• Consignes:
1. Dans l'extrait du texte sur les accords de prévention en entreprise, relevez tous les thèmes parmi lesquels l'accord ou le plan d'action doit en traiter au moins deux.
2. Prolongez l'extrait du texte sur les accords de prévention en entreprise à partir de sa dernière phrase.

• Extrait du texte:
====

Les entreprises dont l’effectif comprend au moins 50 salariés et est inférieur à 300 salariés ou appartenant à un groupe dont l’effectif est inférieur à 300 salariés n’ont pas l’obligation de conclure un accord ou un plan d’action si elles sont déjà couvertes par un accord de branche étendu sur les thèmes imposés.

L’indice de sinistralité se calcule selon la formule suivante : « Nombre d’accidents du travail et de maladies professionnelles (avec ou sans arrêt) imputés à l’employeur au cours des 3 dernières années connues » / « effectif de l’entreprise de la dernière année connue ». Les accidents de trajet sont exclus du décompte. Pour l’année 2019, et à titre transitoire, les 3 dernières années connues sont les années N-4 à N-2, soit 2015 à 2017. L’effectif à retenir est celui de l’année 2017. Au-delà de cette période, les années de références correspondront aux années N-3 à N-1, et l’effectif retenu sera celui de l’année N-1. 

L’accord d’entreprise ou de groupe ou, à défaut, le plan d’action, ou l’accord de branche étendu traite d’au moins deux des thèmes suivants :
a) La réduction des polyexpositions aux facteurs de risques ;
b) L’adaptation et l’aménagement du poste de travail ;
c) La réduction des expositions aux facteurs de risques professionnels.

====

• Entrées présentées:

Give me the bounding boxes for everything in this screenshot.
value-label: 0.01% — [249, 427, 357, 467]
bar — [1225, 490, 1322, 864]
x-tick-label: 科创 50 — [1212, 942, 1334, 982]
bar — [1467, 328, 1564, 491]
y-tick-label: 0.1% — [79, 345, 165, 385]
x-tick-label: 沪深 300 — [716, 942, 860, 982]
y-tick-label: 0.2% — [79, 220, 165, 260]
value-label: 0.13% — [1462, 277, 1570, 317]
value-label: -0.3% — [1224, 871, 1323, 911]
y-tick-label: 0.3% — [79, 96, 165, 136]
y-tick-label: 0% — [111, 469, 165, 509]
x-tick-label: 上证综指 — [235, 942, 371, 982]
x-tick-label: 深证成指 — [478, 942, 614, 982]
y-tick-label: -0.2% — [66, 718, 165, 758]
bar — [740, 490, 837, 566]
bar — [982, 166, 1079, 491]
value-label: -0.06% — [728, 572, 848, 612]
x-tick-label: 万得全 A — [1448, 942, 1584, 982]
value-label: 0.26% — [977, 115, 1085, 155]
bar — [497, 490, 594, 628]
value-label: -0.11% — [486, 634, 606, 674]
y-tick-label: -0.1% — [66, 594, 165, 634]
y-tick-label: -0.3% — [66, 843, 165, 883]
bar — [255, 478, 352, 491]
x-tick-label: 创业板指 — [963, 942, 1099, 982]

====

• Corrigé:
1.
- La réduction des polyexpositions aux facteurs de risques
- L'adaptation et l'aménagement du poste de travail
- La réduction des expositions aux facteurs de risques professionnels

2.
En outre, d’au moins deux des thèmes suivants :
a) L’amélioration des conditions de travail, notamment au plan organisationnel ;
b) Le développement des compétences et des qualifications ;
c) L’aménagement des fins de carrière ;
d) Le maintien en activité des salariés exposés aux facteurs de risques.

En cas d’absence d’accord ou d’échec du plan d’action réalisé, le directeur de la CARSAT pourra ordonner une pénalité équivalente à 1 % de la masse salariale versée aux salariés concernés.

Les CARSAT informent les employeurs soumis à cette obligation lors de la notification des taux de cotisations AT 2019. Selon les prévisions de Sébastien Martine, responsable adjoint du département prévention des risques professionnels de la CNAM, 10 000 entreprises seraient concernées (60 % sont des sociétés de 50 à 100 salariés ; 20 % des entreprises au-dessus de 200 salariés).